* _TASK INSTRUCTIONS_
Only the number is wanted: how many lines in the data contain "image"?

---------- DATASET ENTRIES

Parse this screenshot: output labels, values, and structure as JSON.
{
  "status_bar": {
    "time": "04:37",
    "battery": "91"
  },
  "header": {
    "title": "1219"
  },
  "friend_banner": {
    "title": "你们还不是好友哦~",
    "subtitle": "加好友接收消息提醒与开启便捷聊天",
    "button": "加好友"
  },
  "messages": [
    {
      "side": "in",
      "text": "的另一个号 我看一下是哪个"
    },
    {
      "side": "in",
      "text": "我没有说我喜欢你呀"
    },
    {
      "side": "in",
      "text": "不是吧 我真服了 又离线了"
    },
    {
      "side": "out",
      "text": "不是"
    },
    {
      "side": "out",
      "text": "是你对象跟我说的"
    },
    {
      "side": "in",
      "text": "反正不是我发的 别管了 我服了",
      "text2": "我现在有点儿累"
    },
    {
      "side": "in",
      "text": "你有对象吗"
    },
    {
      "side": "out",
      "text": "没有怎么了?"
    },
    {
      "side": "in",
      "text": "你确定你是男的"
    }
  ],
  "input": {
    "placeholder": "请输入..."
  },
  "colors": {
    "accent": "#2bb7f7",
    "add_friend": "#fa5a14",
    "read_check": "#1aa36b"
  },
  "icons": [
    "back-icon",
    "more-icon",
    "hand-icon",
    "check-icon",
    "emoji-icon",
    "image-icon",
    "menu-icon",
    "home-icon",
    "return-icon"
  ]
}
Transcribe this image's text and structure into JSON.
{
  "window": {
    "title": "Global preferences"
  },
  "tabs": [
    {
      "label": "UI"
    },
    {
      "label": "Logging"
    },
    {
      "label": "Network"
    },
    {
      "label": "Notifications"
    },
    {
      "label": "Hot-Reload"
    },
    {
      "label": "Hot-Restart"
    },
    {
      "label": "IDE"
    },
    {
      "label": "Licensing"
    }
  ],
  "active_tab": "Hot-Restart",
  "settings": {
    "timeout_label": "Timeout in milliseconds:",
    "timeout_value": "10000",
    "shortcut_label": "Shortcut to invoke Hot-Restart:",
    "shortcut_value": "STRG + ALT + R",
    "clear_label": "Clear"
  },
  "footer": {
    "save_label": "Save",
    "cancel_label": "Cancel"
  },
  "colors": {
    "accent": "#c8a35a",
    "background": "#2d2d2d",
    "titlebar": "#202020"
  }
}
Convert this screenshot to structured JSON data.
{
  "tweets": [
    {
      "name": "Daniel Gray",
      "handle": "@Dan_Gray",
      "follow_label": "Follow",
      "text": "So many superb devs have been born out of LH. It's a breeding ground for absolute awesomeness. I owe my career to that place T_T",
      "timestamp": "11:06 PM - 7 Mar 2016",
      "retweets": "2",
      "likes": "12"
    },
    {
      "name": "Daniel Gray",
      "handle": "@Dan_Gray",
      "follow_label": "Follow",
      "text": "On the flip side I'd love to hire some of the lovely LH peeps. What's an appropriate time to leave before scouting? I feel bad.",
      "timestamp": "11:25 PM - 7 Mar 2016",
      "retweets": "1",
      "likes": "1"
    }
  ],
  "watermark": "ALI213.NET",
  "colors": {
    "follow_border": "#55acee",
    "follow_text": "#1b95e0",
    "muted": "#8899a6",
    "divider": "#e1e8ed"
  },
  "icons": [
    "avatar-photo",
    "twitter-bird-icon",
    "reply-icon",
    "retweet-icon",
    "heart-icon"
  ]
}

--------------------

* _RESULT OF THE TASK_
2